[start of Dataset content]

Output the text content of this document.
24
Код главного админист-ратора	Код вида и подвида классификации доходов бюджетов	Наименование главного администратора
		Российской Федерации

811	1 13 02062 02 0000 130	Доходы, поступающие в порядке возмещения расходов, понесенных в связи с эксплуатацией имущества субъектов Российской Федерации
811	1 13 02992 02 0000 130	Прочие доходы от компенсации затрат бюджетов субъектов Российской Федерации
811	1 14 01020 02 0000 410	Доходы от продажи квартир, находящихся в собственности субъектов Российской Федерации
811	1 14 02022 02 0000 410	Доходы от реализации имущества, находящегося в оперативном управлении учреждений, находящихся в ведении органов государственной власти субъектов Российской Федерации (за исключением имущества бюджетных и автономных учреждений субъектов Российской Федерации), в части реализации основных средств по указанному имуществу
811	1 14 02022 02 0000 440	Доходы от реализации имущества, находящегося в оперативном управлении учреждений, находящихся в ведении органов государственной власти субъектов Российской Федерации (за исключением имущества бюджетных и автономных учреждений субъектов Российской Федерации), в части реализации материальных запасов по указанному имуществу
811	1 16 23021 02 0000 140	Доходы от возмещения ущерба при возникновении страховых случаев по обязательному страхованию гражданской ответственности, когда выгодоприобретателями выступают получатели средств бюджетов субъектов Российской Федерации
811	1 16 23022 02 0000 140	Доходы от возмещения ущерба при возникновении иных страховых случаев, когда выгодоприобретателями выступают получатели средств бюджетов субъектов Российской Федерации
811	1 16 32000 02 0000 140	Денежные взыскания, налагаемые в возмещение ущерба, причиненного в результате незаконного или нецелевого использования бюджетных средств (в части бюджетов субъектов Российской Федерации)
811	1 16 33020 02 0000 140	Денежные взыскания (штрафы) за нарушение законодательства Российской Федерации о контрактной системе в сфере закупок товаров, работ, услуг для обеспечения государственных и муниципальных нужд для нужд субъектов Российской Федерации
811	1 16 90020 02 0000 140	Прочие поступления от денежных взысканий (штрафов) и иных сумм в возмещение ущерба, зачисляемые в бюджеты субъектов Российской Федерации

[end of Dataset content]

## Task objective
Search the entries for the word "власти", then gather every line that has it.

## Answer below
811	1 14 02022 02 0000 410	Доходы от реализации имущества, находящегося в оперативном управлении учреждений, находящихся в ведении органов государственной власти субъектов Российской Федерации (за исключением имущества бюджетных и автономных учреждений субъектов Российской Федерации), в части реализации основных средств по указанному имуществу
811	1 14 02022 02 0000 440	Доходы от реализации имущества, находящегося в оперативном управлении учреждений, находящихся в ведении органов государственной власти субъектов Российской Федерации (за исключением имущества бюджетных и автономных учреждений субъектов Российской Федерации), в части реализации материальных запасов по указанному имуществу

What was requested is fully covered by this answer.